TASK INPUT:
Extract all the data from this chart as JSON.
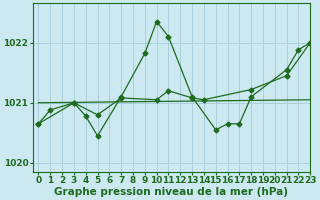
{
  "title": "Graphe pression niveau de la mer (hPa)",
  "bg_color": "#cce8f0",
  "grid_color": "#aacfdc",
  "line_color": "#1e6b1e",
  "xlim": [
    -0.5,
    23
  ],
  "ylim": [
    1019.85,
    1022.65
  ],
  "yticks": [
    1020,
    1021,
    1022
  ],
  "xticks": [
    0,
    1,
    2,
    3,
    4,
    5,
    6,
    7,
    8,
    9,
    10,
    11,
    12,
    13,
    14,
    15,
    16,
    17,
    18,
    19,
    20,
    21,
    22,
    23
  ],
  "line1_x": [
    0,
    1,
    3,
    4,
    5,
    7,
    9,
    10,
    11,
    13,
    15,
    16,
    17,
    18,
    21,
    22,
    23
  ],
  "line1_y": [
    1020.65,
    1020.88,
    1021.0,
    1020.78,
    1020.45,
    1021.1,
    1021.82,
    1022.35,
    1022.1,
    1021.1,
    1020.55,
    1020.65,
    1020.65,
    1021.1,
    1021.55,
    1021.88,
    1022.0
  ],
  "line2_x": [
    0,
    3,
    5,
    7,
    10,
    11,
    13,
    14,
    18,
    21,
    23
  ],
  "line2_y": [
    1020.65,
    1021.0,
    1020.8,
    1021.08,
    1021.05,
    1021.2,
    1021.08,
    1021.05,
    1021.22,
    1021.45,
    1022.0
  ],
  "line3_x": [
    0,
    23
  ],
  "line3_y": [
    1021.0,
    1021.05
  ],
  "xlabel_fontsize": 7.5,
  "tick_fontsize": 6.5
}
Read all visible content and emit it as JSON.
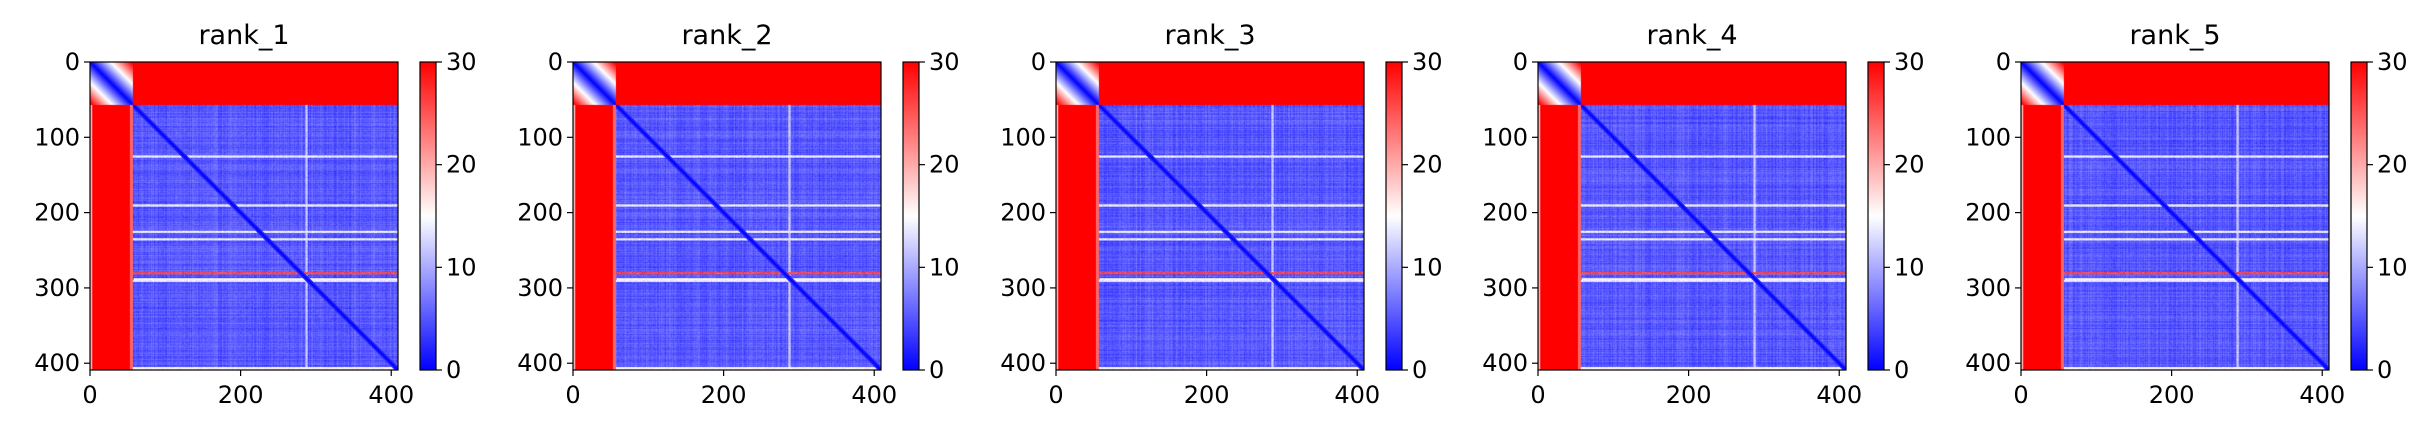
{
  "figure": {
    "colormap": "bwr",
    "colors": {
      "low": "#0000ff",
      "mid": "#ffffff",
      "high": "#ff0000",
      "axis": "#000000"
    }
  },
  "chart_data": [
    {
      "type": "heatmap",
      "title": "rank_1",
      "xlim": [
        0,
        409
      ],
      "ylim": [
        409,
        0
      ],
      "xticks": [
        0,
        200,
        400
      ],
      "xtick_labels": [
        "0",
        "200",
        "400"
      ],
      "yticks": [
        0,
        100,
        200,
        300,
        400
      ],
      "ytick_labels": [
        "0",
        "100",
        "200",
        "300",
        "400"
      ],
      "colorbar": {
        "range": [
          0,
          30
        ],
        "ticks": [
          0,
          10,
          20,
          30
        ],
        "tick_labels": [
          "0",
          "10",
          "20",
          "30"
        ]
      },
      "matrix_features": {
        "n": 409,
        "block_boundary": 57,
        "diagonal_value": 0,
        "top_right_block_value": 30,
        "bottom_left_block_value": 30,
        "bottom_right_block_value": 3,
        "white_rows": [
          125,
          190,
          225,
          235,
          290
        ],
        "red_row": 280,
        "white_column": 287
      }
    },
    {
      "type": "heatmap",
      "title": "rank_2",
      "xlim": [
        0,
        409
      ],
      "ylim": [
        409,
        0
      ],
      "xticks": [
        0,
        200,
        400
      ],
      "xtick_labels": [
        "0",
        "200",
        "400"
      ],
      "yticks": [
        0,
        100,
        200,
        300,
        400
      ],
      "ytick_labels": [
        "0",
        "100",
        "200",
        "300",
        "400"
      ],
      "colorbar": {
        "range": [
          0,
          30
        ],
        "ticks": [
          0,
          10,
          20,
          30
        ],
        "tick_labels": [
          "0",
          "10",
          "20",
          "30"
        ]
      },
      "matrix_features": {
        "n": 409,
        "block_boundary": 57,
        "diagonal_value": 0,
        "top_right_block_value": 30,
        "bottom_left_block_value": 30,
        "bottom_right_block_value": 3,
        "white_rows": [
          125,
          190,
          225,
          235,
          290
        ],
        "red_row": 280,
        "white_column": 287
      }
    },
    {
      "type": "heatmap",
      "title": "rank_3",
      "xlim": [
        0,
        409
      ],
      "ylim": [
        409,
        0
      ],
      "xticks": [
        0,
        200,
        400
      ],
      "xtick_labels": [
        "0",
        "200",
        "400"
      ],
      "yticks": [
        0,
        100,
        200,
        300,
        400
      ],
      "ytick_labels": [
        "0",
        "100",
        "200",
        "300",
        "400"
      ],
      "colorbar": {
        "range": [
          0,
          30
        ],
        "ticks": [
          0,
          10,
          20,
          30
        ],
        "tick_labels": [
          "0",
          "10",
          "20",
          "30"
        ]
      },
      "matrix_features": {
        "n": 409,
        "block_boundary": 57,
        "diagonal_value": 0,
        "top_right_block_value": 30,
        "bottom_left_block_value": 30,
        "bottom_right_block_value": 3,
        "white_rows": [
          125,
          190,
          225,
          235,
          290
        ],
        "red_row": 280,
        "white_column": 287
      }
    },
    {
      "type": "heatmap",
      "title": "rank_4",
      "xlim": [
        0,
        409
      ],
      "ylim": [
        409,
        0
      ],
      "xticks": [
        0,
        200,
        400
      ],
      "xtick_labels": [
        "0",
        "200",
        "400"
      ],
      "yticks": [
        0,
        100,
        200,
        300,
        400
      ],
      "ytick_labels": [
        "0",
        "100",
        "200",
        "300",
        "400"
      ],
      "colorbar": {
        "range": [
          0,
          30
        ],
        "ticks": [
          0,
          10,
          20,
          30
        ],
        "tick_labels": [
          "0",
          "10",
          "20",
          "30"
        ]
      },
      "matrix_features": {
        "n": 409,
        "block_boundary": 57,
        "diagonal_value": 0,
        "top_right_block_value": 30,
        "bottom_left_block_value": 30,
        "bottom_right_block_value": 3,
        "white_rows": [
          125,
          190,
          225,
          235,
          290
        ],
        "red_row": 280,
        "white_column": 287
      }
    },
    {
      "type": "heatmap",
      "title": "rank_5",
      "xlim": [
        0,
        409
      ],
      "ylim": [
        409,
        0
      ],
      "xticks": [
        0,
        200,
        400
      ],
      "xtick_labels": [
        "0",
        "200",
        "400"
      ],
      "yticks": [
        0,
        100,
        200,
        300,
        400
      ],
      "ytick_labels": [
        "0",
        "100",
        "200",
        "300",
        "400"
      ],
      "colorbar": {
        "range": [
          0,
          30
        ],
        "ticks": [
          0,
          10,
          20,
          30
        ],
        "tick_labels": [
          "0",
          "10",
          "20",
          "30"
        ]
      },
      "matrix_features": {
        "n": 409,
        "block_boundary": 57,
        "diagonal_value": 0,
        "top_right_block_value": 30,
        "bottom_left_block_value": 30,
        "bottom_right_block_value": 3,
        "white_rows": [
          125,
          190,
          225,
          235,
          290
        ],
        "red_row": 280,
        "white_column": 287
      }
    }
  ]
}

SHORT TASK:
Return every line of the preceding records in which the word "JSON" appears.

WORKED ANSWER:
Extract all the data from this chart as JSON.
Read all visible content and emit it as JSON.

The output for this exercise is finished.